[WHAT IS ASKED]: Only the lines holding the string "Forum" are needed. Copy each one.

(A block of data)
+===+

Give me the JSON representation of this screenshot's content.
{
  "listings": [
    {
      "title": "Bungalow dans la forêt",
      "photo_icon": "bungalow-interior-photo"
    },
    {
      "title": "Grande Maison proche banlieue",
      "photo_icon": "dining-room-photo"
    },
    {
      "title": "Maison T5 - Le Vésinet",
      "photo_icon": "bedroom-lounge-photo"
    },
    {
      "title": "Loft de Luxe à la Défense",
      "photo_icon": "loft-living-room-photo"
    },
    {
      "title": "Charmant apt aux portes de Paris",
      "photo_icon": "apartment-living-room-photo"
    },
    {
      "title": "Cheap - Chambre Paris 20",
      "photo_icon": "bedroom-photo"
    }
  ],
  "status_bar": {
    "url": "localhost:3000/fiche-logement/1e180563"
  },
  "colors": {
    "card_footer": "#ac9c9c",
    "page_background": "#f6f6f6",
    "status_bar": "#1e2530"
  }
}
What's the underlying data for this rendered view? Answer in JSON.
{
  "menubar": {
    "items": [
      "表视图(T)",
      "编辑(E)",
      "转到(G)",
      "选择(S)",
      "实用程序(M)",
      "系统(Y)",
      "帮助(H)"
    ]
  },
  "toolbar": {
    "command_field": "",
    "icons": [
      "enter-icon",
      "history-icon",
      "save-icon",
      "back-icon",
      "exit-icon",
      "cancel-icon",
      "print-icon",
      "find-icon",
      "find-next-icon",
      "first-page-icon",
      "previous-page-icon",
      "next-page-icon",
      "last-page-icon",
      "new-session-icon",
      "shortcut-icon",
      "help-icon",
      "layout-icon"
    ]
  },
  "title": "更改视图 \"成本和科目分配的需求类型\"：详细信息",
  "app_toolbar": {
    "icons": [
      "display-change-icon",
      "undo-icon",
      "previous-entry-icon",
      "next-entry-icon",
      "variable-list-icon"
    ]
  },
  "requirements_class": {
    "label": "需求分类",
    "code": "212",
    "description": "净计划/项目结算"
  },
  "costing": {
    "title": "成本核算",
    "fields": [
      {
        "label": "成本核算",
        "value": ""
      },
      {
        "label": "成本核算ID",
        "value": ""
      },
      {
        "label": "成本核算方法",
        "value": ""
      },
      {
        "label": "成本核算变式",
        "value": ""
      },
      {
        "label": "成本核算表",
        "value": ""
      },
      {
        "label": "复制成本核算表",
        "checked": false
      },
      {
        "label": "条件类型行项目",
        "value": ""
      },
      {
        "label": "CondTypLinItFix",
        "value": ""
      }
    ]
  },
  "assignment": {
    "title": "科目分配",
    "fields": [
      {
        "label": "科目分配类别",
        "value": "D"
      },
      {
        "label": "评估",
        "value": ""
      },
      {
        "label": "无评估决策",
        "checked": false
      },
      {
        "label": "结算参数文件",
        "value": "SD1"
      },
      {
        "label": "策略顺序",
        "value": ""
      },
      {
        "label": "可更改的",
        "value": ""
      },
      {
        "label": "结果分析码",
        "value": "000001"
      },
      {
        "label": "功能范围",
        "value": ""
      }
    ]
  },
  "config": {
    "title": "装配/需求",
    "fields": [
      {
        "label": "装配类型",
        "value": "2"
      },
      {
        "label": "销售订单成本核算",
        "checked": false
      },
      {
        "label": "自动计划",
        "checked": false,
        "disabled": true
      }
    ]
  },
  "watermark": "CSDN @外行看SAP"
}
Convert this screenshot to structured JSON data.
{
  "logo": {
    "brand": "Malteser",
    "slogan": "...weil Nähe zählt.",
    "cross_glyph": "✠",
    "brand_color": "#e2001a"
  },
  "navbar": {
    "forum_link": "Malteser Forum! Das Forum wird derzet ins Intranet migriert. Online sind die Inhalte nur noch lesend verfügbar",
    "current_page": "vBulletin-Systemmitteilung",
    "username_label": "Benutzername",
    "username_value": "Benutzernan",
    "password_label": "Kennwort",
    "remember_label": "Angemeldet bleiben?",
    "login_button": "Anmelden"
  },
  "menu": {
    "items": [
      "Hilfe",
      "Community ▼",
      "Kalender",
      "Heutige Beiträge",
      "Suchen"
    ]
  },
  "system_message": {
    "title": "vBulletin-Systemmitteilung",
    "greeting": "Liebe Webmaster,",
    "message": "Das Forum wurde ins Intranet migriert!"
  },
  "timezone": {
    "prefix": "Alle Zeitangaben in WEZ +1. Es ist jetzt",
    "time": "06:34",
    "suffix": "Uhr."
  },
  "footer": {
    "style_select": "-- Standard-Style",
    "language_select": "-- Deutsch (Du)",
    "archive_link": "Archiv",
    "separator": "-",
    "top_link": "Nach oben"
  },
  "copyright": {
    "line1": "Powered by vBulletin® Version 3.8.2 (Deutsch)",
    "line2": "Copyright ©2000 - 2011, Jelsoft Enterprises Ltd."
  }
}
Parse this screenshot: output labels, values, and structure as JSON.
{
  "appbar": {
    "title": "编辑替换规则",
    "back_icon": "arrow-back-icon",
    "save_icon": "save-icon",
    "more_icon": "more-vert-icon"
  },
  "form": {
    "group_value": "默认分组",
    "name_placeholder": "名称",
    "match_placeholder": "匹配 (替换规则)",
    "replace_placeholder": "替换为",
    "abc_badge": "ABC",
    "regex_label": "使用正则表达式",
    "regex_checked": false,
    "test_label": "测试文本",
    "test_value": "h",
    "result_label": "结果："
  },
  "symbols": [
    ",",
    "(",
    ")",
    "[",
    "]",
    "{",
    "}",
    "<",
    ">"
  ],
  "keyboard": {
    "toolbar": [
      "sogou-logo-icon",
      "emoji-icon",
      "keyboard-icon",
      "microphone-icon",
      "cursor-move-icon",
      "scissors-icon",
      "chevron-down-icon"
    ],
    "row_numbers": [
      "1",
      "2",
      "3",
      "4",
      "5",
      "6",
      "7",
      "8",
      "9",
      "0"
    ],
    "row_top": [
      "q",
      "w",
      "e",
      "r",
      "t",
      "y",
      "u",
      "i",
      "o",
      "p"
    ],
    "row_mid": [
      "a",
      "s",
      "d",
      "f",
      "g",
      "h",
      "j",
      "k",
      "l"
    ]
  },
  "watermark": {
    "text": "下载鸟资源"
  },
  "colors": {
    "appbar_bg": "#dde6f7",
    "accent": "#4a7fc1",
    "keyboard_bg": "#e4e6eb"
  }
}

+===+

[TASK RESULT]:
    "forum_link": "Malteser Forum! Das Forum wird derzet ins Intranet migriert. Online sind die Inhalte nur noch lesend verfügbar",
    "message": "Das Forum wurde ins Intranet migriert!"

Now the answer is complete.